> WHAT IS EXPECTED: Repeat the entries that follow verbatim, without any of their pictures.

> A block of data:
────────────────────

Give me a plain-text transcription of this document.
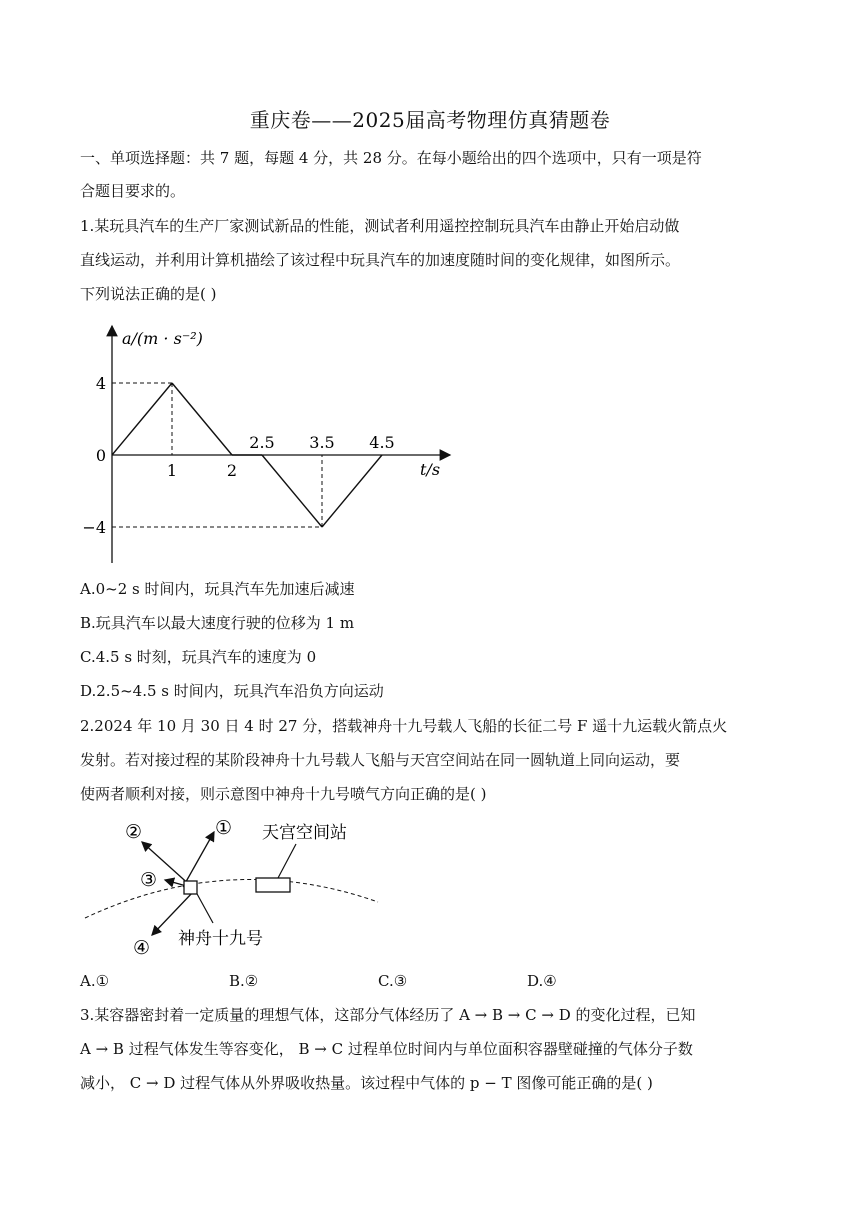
重庆卷——2025届高考物理仿真猜题卷
一、单项选择题：共 7 题，每题 4 分，共 28 分。在每小题给出的四个选项中，只有一项是符
合题目要求的。
1.某玩具汽车的生产厂家测试新品的性能，测试者利用遥控控制玩具汽车由静止开始启动做
直线运动，并利用计算机描绘了该过程中玩具汽车的加速度随时间的变化规律，如图所示。
下列说法正确的是( )
a/(m · s⁻²)
t/s
4
0
−4
1	2
2.5 3.5 4.5
A.0~2 s 时间内，玩具汽车先加速后减速
B.玩具汽车以最大速度行驶的位移为 1 m
C.4.5 s 时刻，玩具汽车的速度为 0
D.2.5~4.5 s 时间内，玩具汽车沿负方向运动
2.2024 年 10 月 30 日 4 时 27 分，搭载神舟十九号载人飞船的长征二号 F 遥十九运载火箭点火
发射。若对接过程的某阶段神舟十九号载人飞船与天宫空间站在同一圆轨道上同向运动，要
使两者顺利对接，则示意图中神舟十九号喷气方向正确的是( )
①
②
③
④
天宫空间站
神舟十九号
A.①	B.②	C.③	D.④
3.某容器密封着一定质量的理想气体，这部分气体经历了 A → B → C → D 的变化过程，已知
A → B 过程气体发生等容变化， B → C 过程单位时间内与单位面积容器壁碰撞的气体分子数
减小， C → D 过程气体从外界吸收热量。该过程中气体的 p − T 图像可能正确的是( )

────────────────────

> TASK OUTPUT:
Give me a plain-text transcription of this document.
重庆卷——2025届高考物理仿真猜题卷
一、单项选择题：共 7 题，每题 4 分，共 28 分。在每小题给出的四个选项中，只有一项是符
合题目要求的。
1.某玩具汽车的生产厂家测试新品的性能，测试者利用遥控控制玩具汽车由静止开始启动做
直线运动，并利用计算机描绘了该过程中玩具汽车的加速度随时间的变化规律，如图所示。
下列说法正确的是( )
a/(m · s⁻²)
t/s
4
0
−4
1	2
2.5 3.5 4.5
A.0~2 s 时间内，玩具汽车先加速后减速
B.玩具汽车以最大速度行驶的位移为 1 m
C.4.5 s 时刻，玩具汽车的速度为 0
D.2.5~4.5 s 时间内，玩具汽车沿负方向运动
2.2024 年 10 月 30 日 4 时 27 分，搭载神舟十九号载人飞船的长征二号 F 遥十九运载火箭点火
发射。若对接过程的某阶段神舟十九号载人飞船与天宫空间站在同一圆轨道上同向运动，要
使两者顺利对接，则示意图中神舟十九号喷气方向正确的是( )
①
②
③
④
天宫空间站
神舟十九号
A.①	B.②	C.③	D.④
3.某容器密封着一定质量的理想气体，这部分气体经历了 A → B → C → D 的变化过程，已知
A → B 过程气体发生等容变化， B → C 过程单位时间内与单位面积容器壁碰撞的气体分子数
减小， C → D 过程气体从外界吸收热量。该过程中气体的 p − T 图像可能正确的是( )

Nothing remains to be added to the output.